-- START OF Listing --
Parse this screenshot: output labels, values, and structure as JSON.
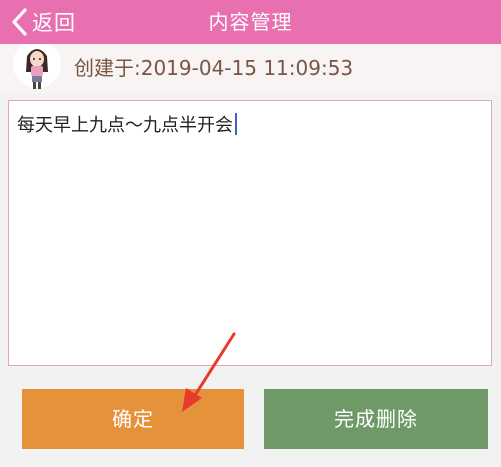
{
  "nav": {
    "back_label": "返回",
    "title": "内容管理"
  },
  "info": {
    "created_text": "创建于:2019-04-15 11:09:53"
  },
  "content": {
    "text": "每天早上九点～九点半开会"
  },
  "buttons": {
    "confirm_label": "确定",
    "delete_label": "完成删除"
  },
  "colors": {
    "nav_bg": "#e86fb0",
    "confirm_bg": "#e5923a",
    "delete_bg": "#6f9a67",
    "annotation": "#e83a2a"
  },
  "icons": {
    "back": "chevron-left-icon",
    "avatar": "user-avatar-illustration",
    "annotation": "red-arrow-annotation"
  }
}
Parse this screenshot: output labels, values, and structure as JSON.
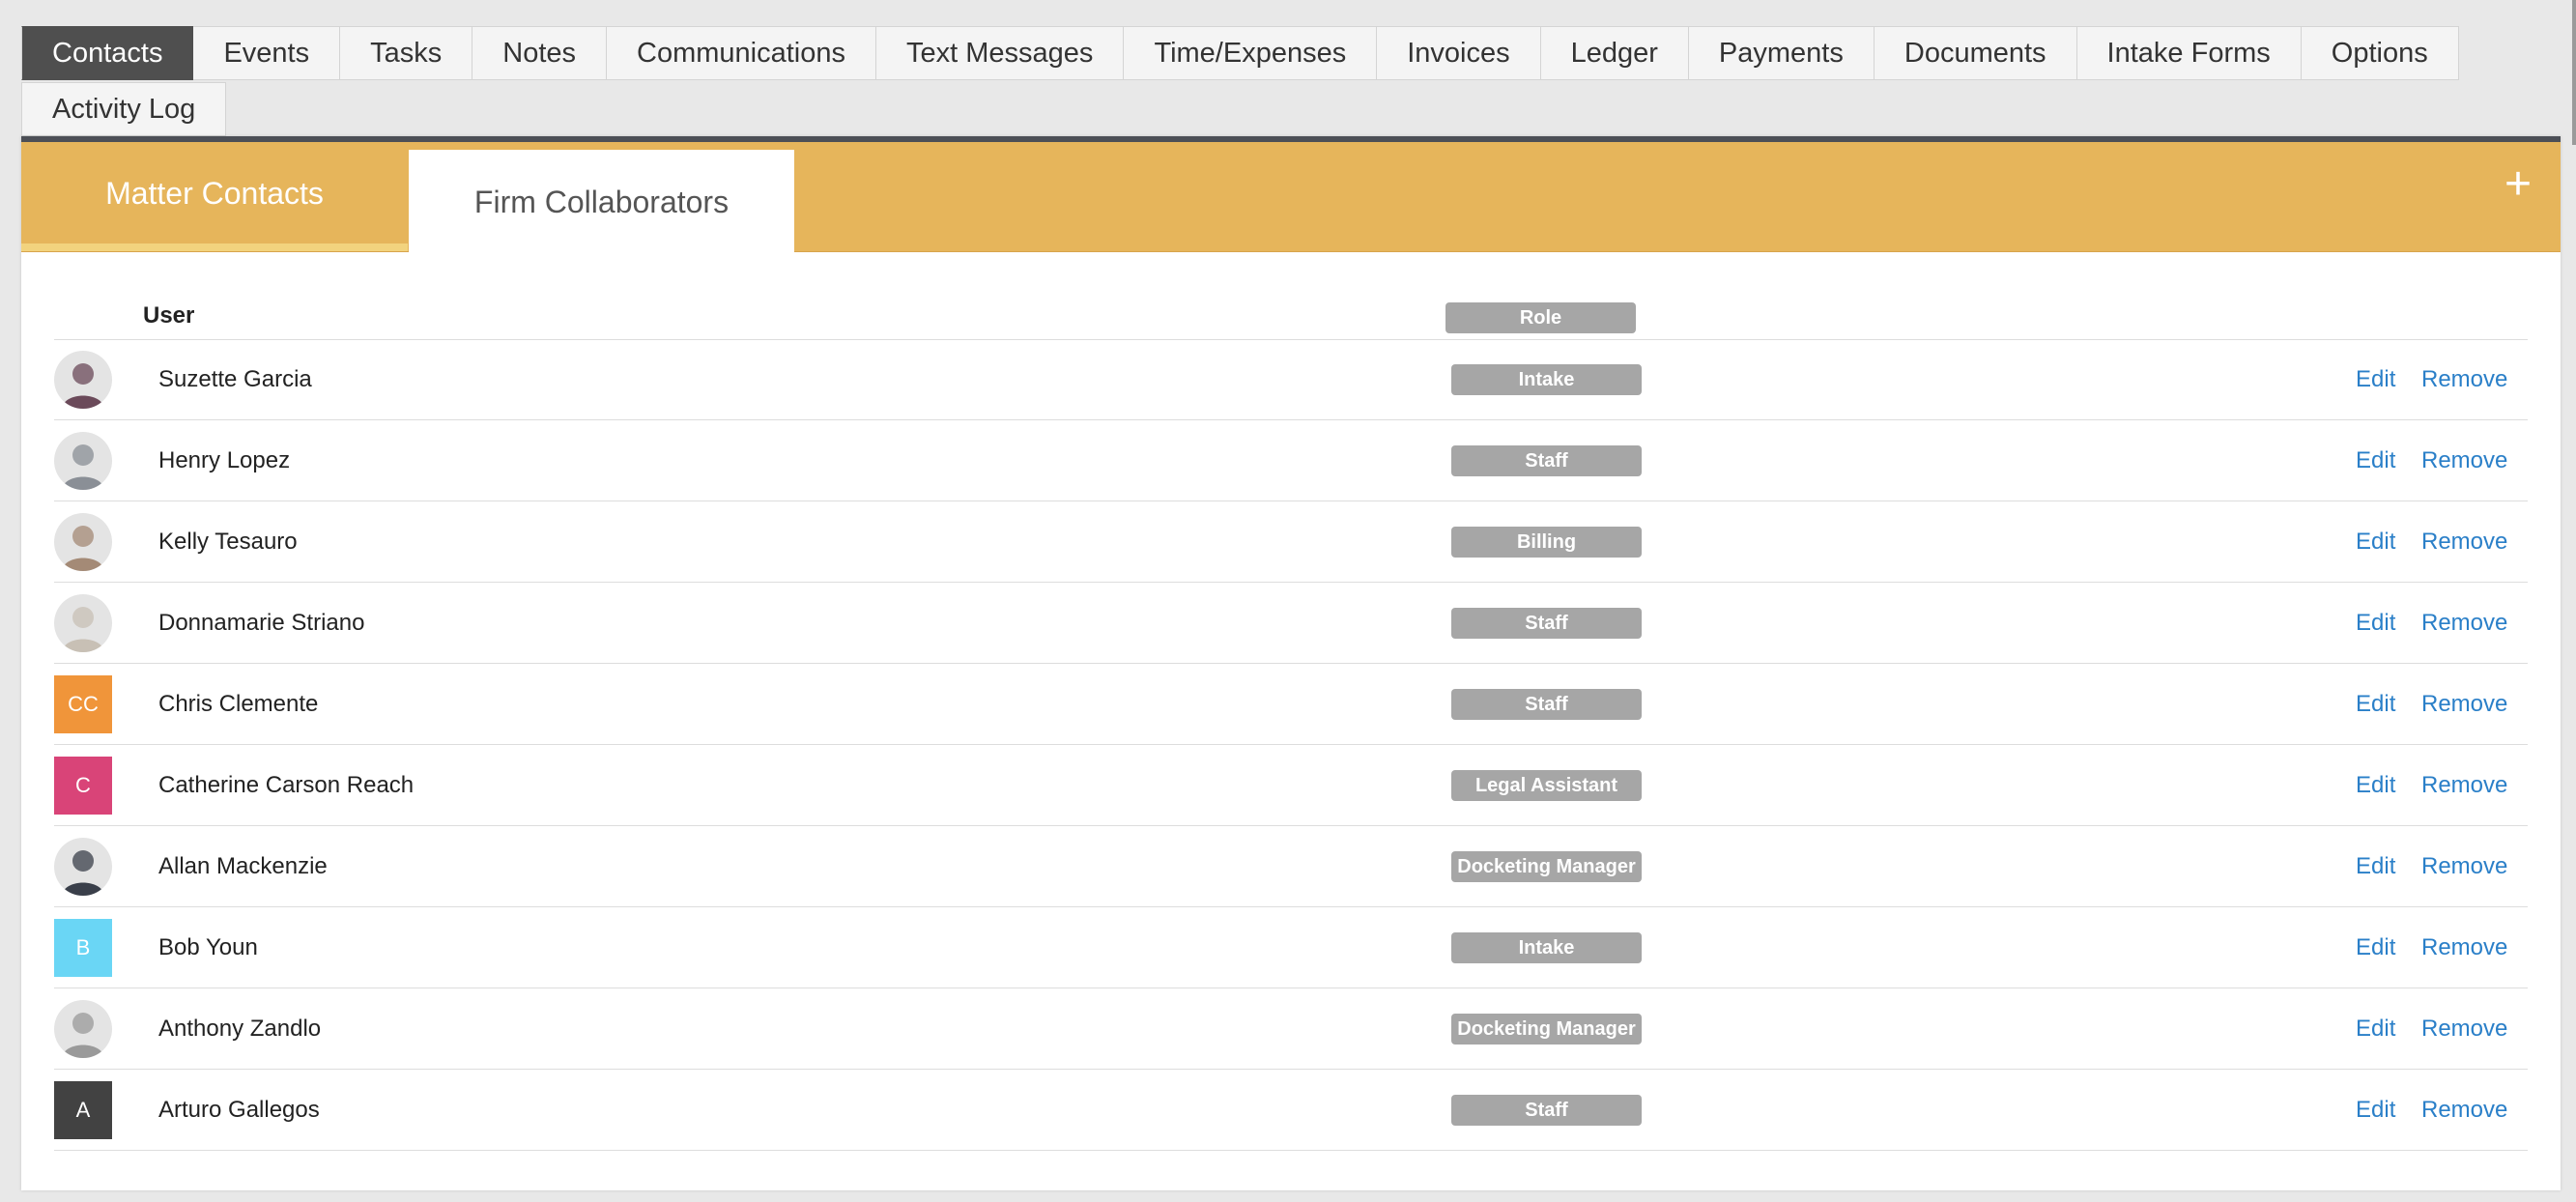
{
  "nav": {
    "tabs": [
      "Contacts",
      "Events",
      "Tasks",
      "Notes",
      "Communications",
      "Text Messages",
      "Time/Expenses",
      "Invoices",
      "Ledger",
      "Payments",
      "Documents",
      "Intake Forms",
      "Options"
    ],
    "tabs_row2": [
      "Activity Log"
    ],
    "active": "Contacts"
  },
  "subtabs": {
    "matter": "Matter Contacts",
    "firm": "Firm Collaborators",
    "add": "+"
  },
  "table": {
    "headers": {
      "user": "User",
      "role": "Role"
    },
    "edit_label": "Edit",
    "remove_label": "Remove",
    "rows": [
      {
        "name": "Suzette Garcia",
        "role": "Intake",
        "avatar": {
          "type": "photo",
          "color": "#6b4a5a"
        }
      },
      {
        "name": "Henry Lopez",
        "role": "Staff",
        "avatar": {
          "type": "photo",
          "color": "#8a8f96"
        }
      },
      {
        "name": "Kelly Tesauro",
        "role": "Billing",
        "avatar": {
          "type": "photo",
          "color": "#a48a76"
        }
      },
      {
        "name": "Donnamarie Striano",
        "role": "Staff",
        "avatar": {
          "type": "photo",
          "color": "#c8c0b5"
        }
      },
      {
        "name": "Chris Clemente",
        "role": "Staff",
        "avatar": {
          "type": "initials",
          "text": "CC",
          "color": "#f0953a"
        }
      },
      {
        "name": "Catherine Carson Reach",
        "role": "Legal Assistant",
        "avatar": {
          "type": "initials",
          "text": "C",
          "color": "#d94478"
        }
      },
      {
        "name": "Allan Mackenzie",
        "role": "Docketing Manager",
        "avatar": {
          "type": "photo",
          "color": "#3a3f4a"
        }
      },
      {
        "name": "Bob Youn",
        "role": "Intake",
        "avatar": {
          "type": "initials",
          "text": "B",
          "color": "#6ad6f5"
        }
      },
      {
        "name": "Anthony Zandlo",
        "role": "Docketing Manager",
        "avatar": {
          "type": "photo",
          "color": "#9a9a9a"
        }
      },
      {
        "name": "Arturo Gallegos",
        "role": "Staff",
        "avatar": {
          "type": "initials",
          "text": "A",
          "color": "#424242"
        }
      }
    ]
  },
  "colors": {
    "accent": "#e6b55b",
    "link": "#2a7fc8",
    "badge": "#a6a6a6",
    "active_tab": "#4f4f4f"
  }
}
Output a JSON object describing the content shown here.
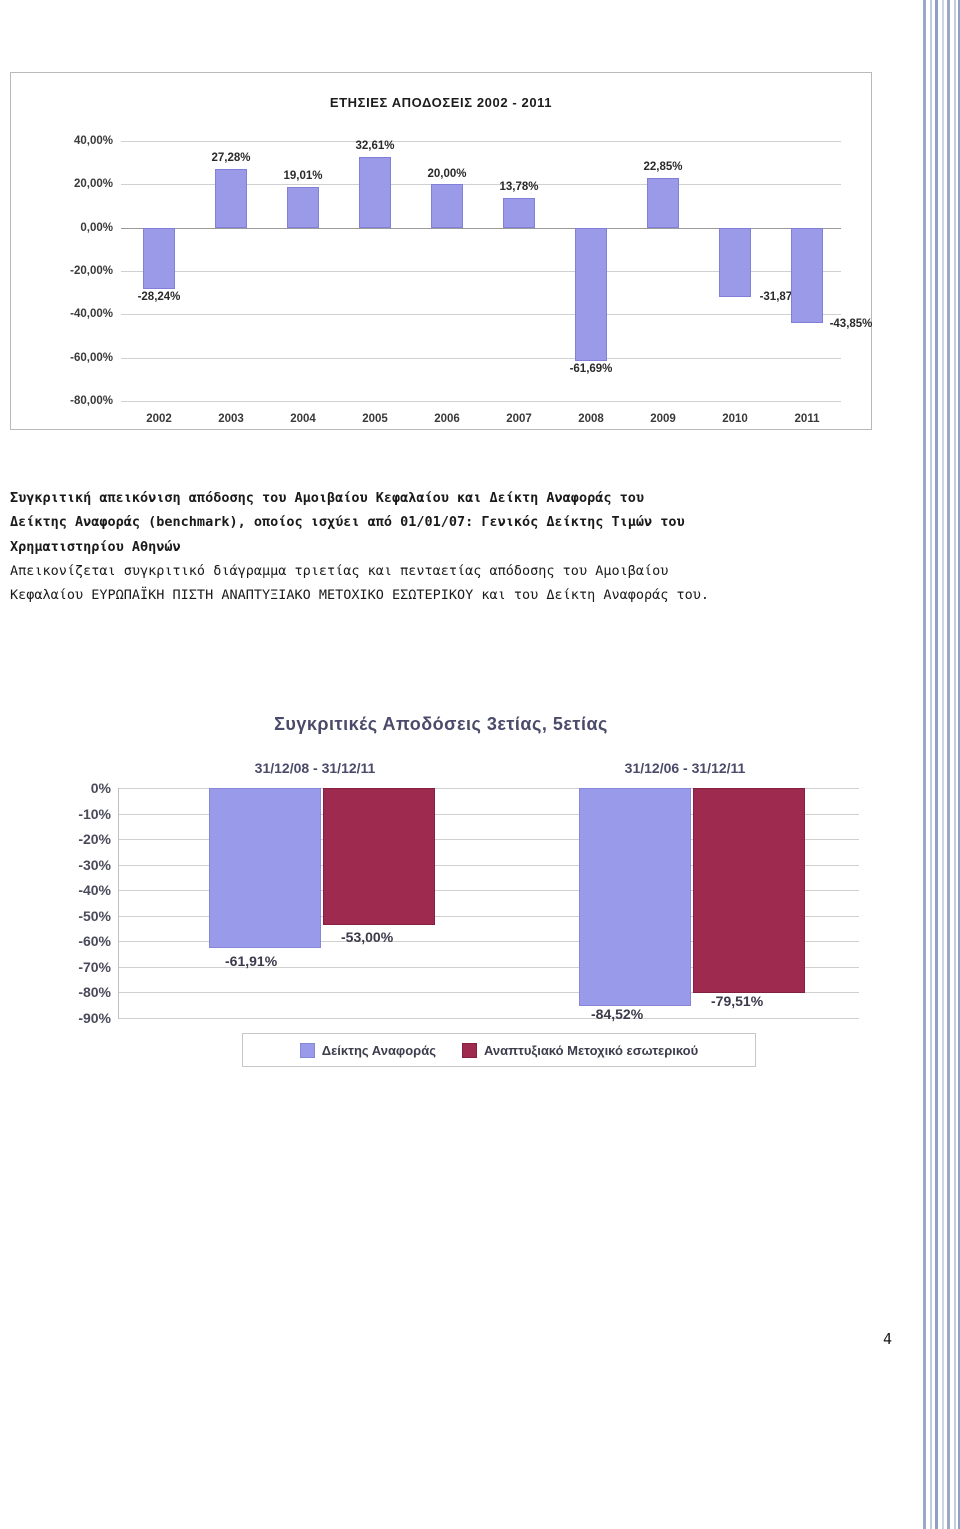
{
  "page": {
    "number": "4"
  },
  "text_block": {
    "line1": "Συγκριτική απεικόνιση απόδοσης του Αμοιβαίου Κεφαλαίου και Δείκτη Αναφοράς του",
    "line2": "Δείκτης Αναφοράς (benchmark), οποίος ισχύει από 01/01/07: Γενικός Δείκτης Τιμών του",
    "line3": "Χρηματιστηρίου Αθηνών",
    "line4": "Απεικονίζεται συγκριτικό διάγραμμα τριετίας και πενταετίας απόδοσης του Αμοιβαίου",
    "line5": "Κεφαλαίου ΕΥΡΩΠΑΪΚΗ ΠΙΣΤΗ ΑΝΑΠΤΥΞΙΑΚΟ ΜΕΤΟΧΙΚΟ ΕΣΩΤΕΡΙΚΟΥ και του Δείκτη Αναφοράς του."
  },
  "chart_data": [
    {
      "type": "bar",
      "title": "ΕΤΗΣΙΕΣ ΑΠΟΔΟΣΕΙΣ 2002 - 2011",
      "xlabel": "",
      "ylabel": "",
      "ylim": [
        -80,
        40
      ],
      "grid": true,
      "legend": "none",
      "bar_color": "#9a9ae8",
      "categories": [
        "2002",
        "2003",
        "2004",
        "2005",
        "2006",
        "2007",
        "2008",
        "2009",
        "2010",
        "2011"
      ],
      "values": [
        -28.24,
        27.28,
        19.01,
        32.61,
        20.0,
        13.78,
        -61.69,
        22.85,
        -31.87,
        -43.85
      ],
      "data_labels": [
        "-28,24%",
        "27,28%",
        "19,01%",
        "32,61%",
        "20,00%",
        "13,78%",
        "-61,69%",
        "22,85%",
        "-31,87%",
        "-43,85%"
      ],
      "ytick_labels": [
        "40,00%",
        "20,00%",
        "0,00%",
        "-20,00%",
        "-40,00%",
        "-60,00%",
        "-80,00%"
      ],
      "ytick_values": [
        40,
        20,
        0,
        -20,
        -40,
        -60,
        -80
      ]
    },
    {
      "type": "bar",
      "title": "Συγκριτικές Αποδόσεις 3ετίας, 5ετίας",
      "xlabel": "",
      "ylabel": "",
      "ylim": [
        -90,
        0
      ],
      "grid": true,
      "legend": "bottom",
      "categories": [
        "31/12/08 - 31/12/11",
        "31/12/06 - 31/12/11"
      ],
      "series": [
        {
          "name": "Δείκτης Αναφοράς",
          "color": "#9a9aea",
          "values": [
            -61.91,
            -84.52
          ],
          "data_labels": [
            "-61,91%",
            "-84,52%"
          ]
        },
        {
          "name": "Αναπτυξιακό Μετοχικό εσωτερικού",
          "color": "#9e2a4f",
          "values": [
            -53.0,
            -79.51
          ],
          "data_labels": [
            "-53,00%",
            "-79,51%"
          ]
        }
      ],
      "ytick_labels": [
        "0%",
        "-10%",
        "-20%",
        "-30%",
        "-40%",
        "-50%",
        "-60%",
        "-70%",
        "-80%",
        "-90%"
      ],
      "ytick_values": [
        0,
        -10,
        -20,
        -30,
        -40,
        -50,
        -60,
        -70,
        -80,
        -90
      ]
    }
  ]
}
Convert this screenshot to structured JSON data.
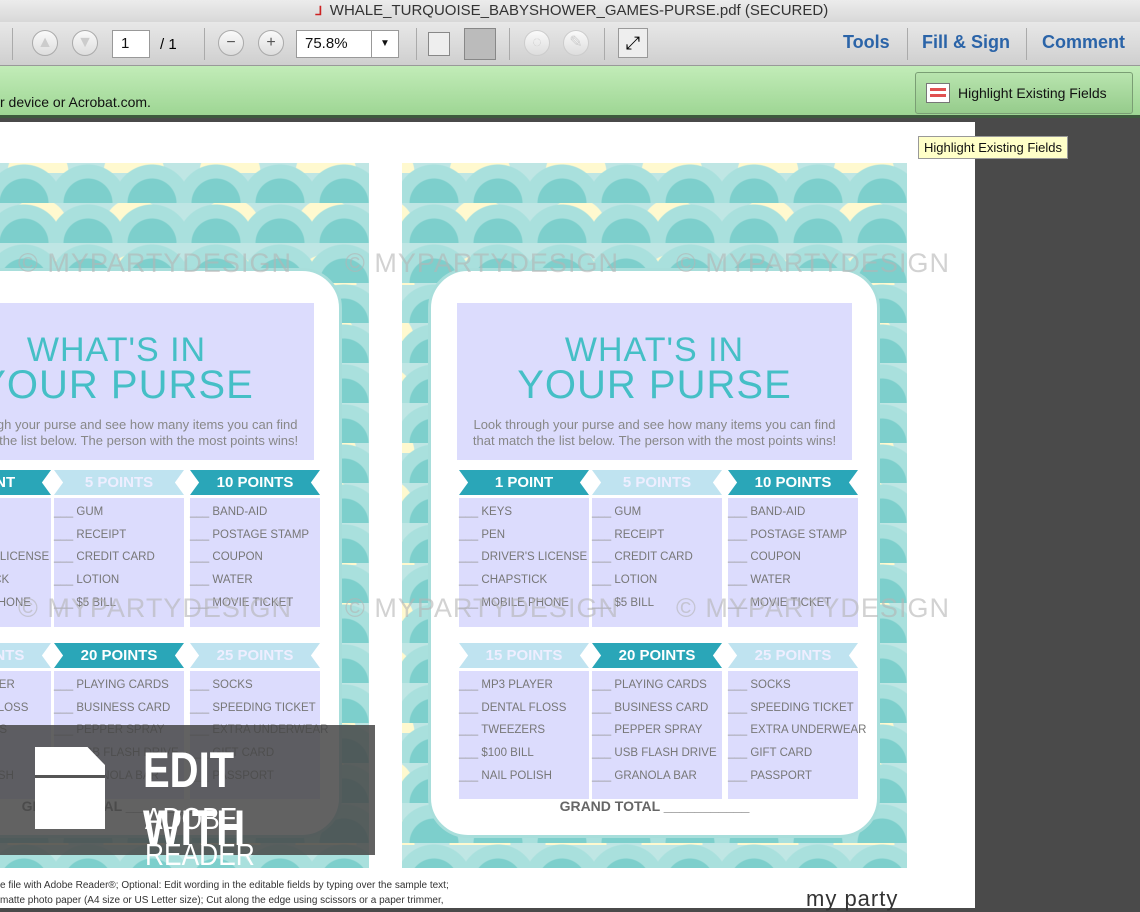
-- END OF Listing --
— Aim —
Return each line in the records that holds the string "Αμοιβαίου".

— Result of the task —
    "line1": "Συγκριτική απεικόνιση απόδοσης του Αμοιβαίου Κεφαλαίου και Δείκτη Αναφοράς του",
    "line4": "Απεικονίζεται συγκριτικό διάγραμμα τριετίας και πενταετίας απόδοσης του Αμοιβαίου",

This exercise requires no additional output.